> [Exercise directions]
Every line must be returned precisely as it is written.

▬▬▬

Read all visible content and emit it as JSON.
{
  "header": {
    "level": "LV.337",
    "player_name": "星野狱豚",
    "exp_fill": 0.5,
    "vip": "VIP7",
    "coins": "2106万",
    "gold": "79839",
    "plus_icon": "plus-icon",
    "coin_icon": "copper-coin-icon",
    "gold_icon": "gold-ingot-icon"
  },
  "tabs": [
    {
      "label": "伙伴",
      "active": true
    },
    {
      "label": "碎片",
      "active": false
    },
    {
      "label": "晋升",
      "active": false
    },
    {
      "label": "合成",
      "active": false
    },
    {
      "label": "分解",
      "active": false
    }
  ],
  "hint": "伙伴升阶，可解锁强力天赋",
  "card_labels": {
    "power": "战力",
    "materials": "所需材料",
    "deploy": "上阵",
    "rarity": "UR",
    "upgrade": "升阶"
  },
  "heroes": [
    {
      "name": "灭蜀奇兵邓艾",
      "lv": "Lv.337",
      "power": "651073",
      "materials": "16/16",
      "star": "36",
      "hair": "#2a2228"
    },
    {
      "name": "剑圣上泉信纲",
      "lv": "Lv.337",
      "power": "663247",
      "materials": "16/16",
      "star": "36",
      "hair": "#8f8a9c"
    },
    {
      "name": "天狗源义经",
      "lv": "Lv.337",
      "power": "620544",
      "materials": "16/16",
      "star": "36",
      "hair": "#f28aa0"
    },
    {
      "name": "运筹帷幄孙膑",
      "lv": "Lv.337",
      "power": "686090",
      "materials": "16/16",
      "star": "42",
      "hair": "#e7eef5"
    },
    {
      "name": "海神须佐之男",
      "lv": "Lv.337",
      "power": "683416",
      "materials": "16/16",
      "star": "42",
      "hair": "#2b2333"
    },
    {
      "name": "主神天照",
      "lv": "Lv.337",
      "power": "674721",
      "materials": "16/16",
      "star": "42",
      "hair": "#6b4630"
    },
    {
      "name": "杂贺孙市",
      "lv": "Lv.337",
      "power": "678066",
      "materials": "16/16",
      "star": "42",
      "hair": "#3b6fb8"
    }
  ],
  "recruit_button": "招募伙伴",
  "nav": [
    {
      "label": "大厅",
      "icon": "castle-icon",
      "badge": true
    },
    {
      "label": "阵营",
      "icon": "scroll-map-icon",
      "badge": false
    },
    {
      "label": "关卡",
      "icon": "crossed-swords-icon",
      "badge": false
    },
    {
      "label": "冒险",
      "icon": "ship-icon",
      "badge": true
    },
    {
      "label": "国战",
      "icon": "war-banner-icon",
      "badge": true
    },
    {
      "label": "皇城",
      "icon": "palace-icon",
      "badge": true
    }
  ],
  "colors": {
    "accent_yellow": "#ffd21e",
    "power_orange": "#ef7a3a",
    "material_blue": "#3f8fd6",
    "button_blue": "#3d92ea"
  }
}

▬▬▬

> [Answer to the problem]
Read all visible content and emit it as JSON.
{
  "header": {
    "level": "LV.337",
    "player_name": "星野狱豚",
    "exp_fill": 0.5,
    "vip": "VIP7",
    "coins": "2106万",
    "gold": "79839",
    "plus_icon": "plus-icon",
    "coin_icon": "copper-coin-icon",
    "gold_icon": "gold-ingot-icon"
  },
  "tabs": [
    {
      "label": "伙伴",
      "active": true
    },
    {
      "label": "碎片",
      "active": false
    },
    {
      "label": "晋升",
      "active": false
    },
    {
      "label": "合成",
      "active": false
    },
    {
      "label": "分解",
      "active": false
    }
  ],
  "hint": "伙伴升阶，可解锁强力天赋",
  "card_labels": {
    "power": "战力",
    "materials": "所需材料",
    "deploy": "上阵",
    "rarity": "UR",
    "upgrade": "升阶"
  },
  "heroes": [
    {
      "name": "灭蜀奇兵邓艾",
      "lv": "Lv.337",
      "power": "651073",
      "materials": "16/16",
      "star": "36",
      "hair": "#2a2228"
    },
    {
      "name": "剑圣上泉信纲",
      "lv": "Lv.337",
      "power": "663247",
      "materials": "16/16",
      "star": "36",
      "hair": "#8f8a9c"
    },
    {
      "name": "天狗源义经",
      "lv": "Lv.337",
      "power": "620544",
      "materials": "16/16",
      "star": "36",
      "hair": "#f28aa0"
    },
    {
      "name": "运筹帷幄孙膑",
      "lv": "Lv.337",
      "power": "686090",
      "materials": "16/16",
      "star": "42",
      "hair": "#e7eef5"
    },
    {
      "name": "海神须佐之男",
      "lv": "Lv.337",
      "power": "683416",
      "materials": "16/16",
      "star": "42",
      "hair": "#2b2333"
    },
    {
      "name": "主神天照",
      "lv": "Lv.337",
      "power": "674721",
      "materials": "16/16",
      "star": "42",
      "hair": "#6b4630"
    },
    {
      "name": "杂贺孙市",
      "lv": "Lv.337",
      "power": "678066",
      "materials": "16/16",
      "star": "42",
      "hair": "#3b6fb8"
    }
  ],
  "recruit_button": "招募伙伴",
  "nav": [
    {
      "label": "大厅",
      "icon": "castle-icon",
      "badge": true
    },
    {
      "label": "阵营",
      "icon": "scroll-map-icon",
      "badge": false
    },
    {
      "label": "关卡",
      "icon": "crossed-swords-icon",
      "badge": false
    },
    {
      "label": "冒险",
      "icon": "ship-icon",
      "badge": true
    },
    {
      "label": "国战",
      "icon": "war-banner-icon",
      "badge": true
    },
    {
      "label": "皇城",
      "icon": "palace-icon",
      "badge": true
    }
  ],
  "colors": {
    "accent_yellow": "#ffd21e",
    "power_orange": "#ef7a3a",
    "material_blue": "#3f8fd6",
    "button_blue": "#3d92ea"
  }
}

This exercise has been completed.